*Passage*.
────────────────

Print just first output line

Question

I have written a code which extracts certain text from a specified url, but it gives me 2 or 3(depending on the webpage) subsequent same output in different lines. I just need to use the first output. How should I do that? This is my code:-

 import requests, re
 from bs4 import BeautifulSoup
 url="http://www.barneys.com/raf-simons-%22boys%22-poplin-shirt-504182589.html#start=2"
 r=requests.get(url)
 soup=BeautifulSoup(r.content)
 links=soup.find_all("a")
 g_d4=soup.find_all("ol", {"class":"breadcrumb"})
 for item in g_d4:
      links_2=soup.find_all('a', href=re.compile('^http://www.barneys.com/barneys-new-york/men/'))
      pattern_2=re.compile("clothing/(\w+)")
      for link in links_2:
          match_1=pattern_2.search(link["href"])
          if match_1:
             print (match_1.group(1))

My output is:

         shirts
         shirts
         shirts

I want my output to be like just:

         shirts

What should I do?

────────────────

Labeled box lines
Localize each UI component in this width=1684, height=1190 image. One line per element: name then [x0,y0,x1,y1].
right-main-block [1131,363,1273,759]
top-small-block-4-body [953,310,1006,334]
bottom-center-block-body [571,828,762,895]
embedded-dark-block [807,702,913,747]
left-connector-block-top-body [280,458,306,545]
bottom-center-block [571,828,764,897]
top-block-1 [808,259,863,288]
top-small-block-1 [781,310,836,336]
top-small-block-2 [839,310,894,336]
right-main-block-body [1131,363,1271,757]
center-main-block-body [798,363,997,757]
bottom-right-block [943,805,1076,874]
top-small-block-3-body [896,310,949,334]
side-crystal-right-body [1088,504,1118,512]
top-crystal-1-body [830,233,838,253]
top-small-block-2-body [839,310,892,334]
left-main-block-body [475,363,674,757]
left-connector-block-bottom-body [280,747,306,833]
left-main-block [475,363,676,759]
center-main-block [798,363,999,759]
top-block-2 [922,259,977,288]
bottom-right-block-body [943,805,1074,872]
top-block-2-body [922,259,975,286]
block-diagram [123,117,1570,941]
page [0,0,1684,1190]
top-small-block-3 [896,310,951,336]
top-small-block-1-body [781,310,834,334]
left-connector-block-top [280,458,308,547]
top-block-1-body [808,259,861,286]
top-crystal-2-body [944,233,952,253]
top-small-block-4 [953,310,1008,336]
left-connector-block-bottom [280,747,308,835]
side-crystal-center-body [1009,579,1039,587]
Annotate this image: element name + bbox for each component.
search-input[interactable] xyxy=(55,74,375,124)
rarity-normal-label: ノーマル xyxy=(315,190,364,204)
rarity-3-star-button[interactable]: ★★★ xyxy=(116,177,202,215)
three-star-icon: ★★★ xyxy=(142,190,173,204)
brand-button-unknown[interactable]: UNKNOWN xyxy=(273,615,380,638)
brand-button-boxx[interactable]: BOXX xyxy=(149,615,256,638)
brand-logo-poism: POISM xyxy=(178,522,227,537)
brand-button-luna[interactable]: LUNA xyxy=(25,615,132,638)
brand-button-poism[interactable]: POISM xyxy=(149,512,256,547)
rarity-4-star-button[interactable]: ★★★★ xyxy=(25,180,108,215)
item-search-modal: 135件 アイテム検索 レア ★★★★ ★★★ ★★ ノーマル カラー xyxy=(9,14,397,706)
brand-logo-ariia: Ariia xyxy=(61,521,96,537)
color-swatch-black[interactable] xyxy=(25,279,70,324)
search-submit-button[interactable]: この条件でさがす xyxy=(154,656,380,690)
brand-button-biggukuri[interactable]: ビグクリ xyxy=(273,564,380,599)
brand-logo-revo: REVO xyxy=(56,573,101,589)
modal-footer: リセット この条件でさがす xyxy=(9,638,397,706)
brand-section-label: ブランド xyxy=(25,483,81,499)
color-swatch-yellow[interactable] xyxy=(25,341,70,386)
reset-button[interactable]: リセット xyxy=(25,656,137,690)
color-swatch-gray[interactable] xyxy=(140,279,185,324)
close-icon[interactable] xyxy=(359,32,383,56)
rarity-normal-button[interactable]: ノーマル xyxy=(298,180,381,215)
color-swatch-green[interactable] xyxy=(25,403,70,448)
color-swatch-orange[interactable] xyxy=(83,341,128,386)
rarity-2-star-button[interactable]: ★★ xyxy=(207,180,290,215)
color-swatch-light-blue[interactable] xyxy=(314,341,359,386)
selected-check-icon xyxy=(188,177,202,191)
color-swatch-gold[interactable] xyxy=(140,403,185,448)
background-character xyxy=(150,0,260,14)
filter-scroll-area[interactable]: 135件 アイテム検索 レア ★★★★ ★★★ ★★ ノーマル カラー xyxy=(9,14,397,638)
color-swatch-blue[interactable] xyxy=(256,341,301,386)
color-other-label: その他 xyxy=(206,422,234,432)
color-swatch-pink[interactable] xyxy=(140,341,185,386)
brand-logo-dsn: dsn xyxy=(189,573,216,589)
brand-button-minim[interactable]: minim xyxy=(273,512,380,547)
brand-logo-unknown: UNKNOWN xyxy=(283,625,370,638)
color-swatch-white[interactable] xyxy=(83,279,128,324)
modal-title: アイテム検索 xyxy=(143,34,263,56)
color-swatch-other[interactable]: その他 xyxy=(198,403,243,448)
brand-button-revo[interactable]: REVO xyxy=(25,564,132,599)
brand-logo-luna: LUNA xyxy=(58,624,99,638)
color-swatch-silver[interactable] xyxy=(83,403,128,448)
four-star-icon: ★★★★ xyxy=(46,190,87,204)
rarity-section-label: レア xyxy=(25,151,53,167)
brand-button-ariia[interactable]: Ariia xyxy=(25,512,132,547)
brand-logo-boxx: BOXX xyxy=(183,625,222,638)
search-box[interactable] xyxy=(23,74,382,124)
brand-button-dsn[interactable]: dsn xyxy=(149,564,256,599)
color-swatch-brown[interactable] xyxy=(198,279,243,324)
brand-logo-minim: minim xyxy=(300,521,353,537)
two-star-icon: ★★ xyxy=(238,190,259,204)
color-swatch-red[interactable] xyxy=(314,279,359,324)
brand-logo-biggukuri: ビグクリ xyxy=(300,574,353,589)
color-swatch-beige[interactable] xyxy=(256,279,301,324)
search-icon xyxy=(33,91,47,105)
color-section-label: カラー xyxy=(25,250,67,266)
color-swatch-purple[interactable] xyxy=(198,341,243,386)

────────────────

*Exercise prompt*.
Pick up the forum thread about printing only the first output line where it ends, and keep writing it.

*Exercise answer*.
Answer 1

Not sure which of the answers you need so Ill answer both.

unique results

If you want unique results from across the page, you can use sets to do something like:

for item in g_d4:
    links_2=soup.find_all('a', href=re.compile('^http://www.barneys.com/barneys-new-york/men/'))
    pattern_2=re.compile("clothing/(\w+)")
    matches = set()
    for link in links_2:
        match_1=pattern_2.search(link["href"])
        if match_1:
            matches.add(match_1.group(1))
    print(matches)

single result

If you want just the first result in each iteration, you can break within the inner loop:

for item in g_d4:
    links_2=soup.find_all('a', href=re.compile('^http://www.barneys.com/barneys-new-york/men/'))
    pattern_2=re.compile("clothing/(\w+)")
    for link in links_2:
        match_1=pattern_2.search(link["href"])
        if match_1:
            print(match_1.group(1))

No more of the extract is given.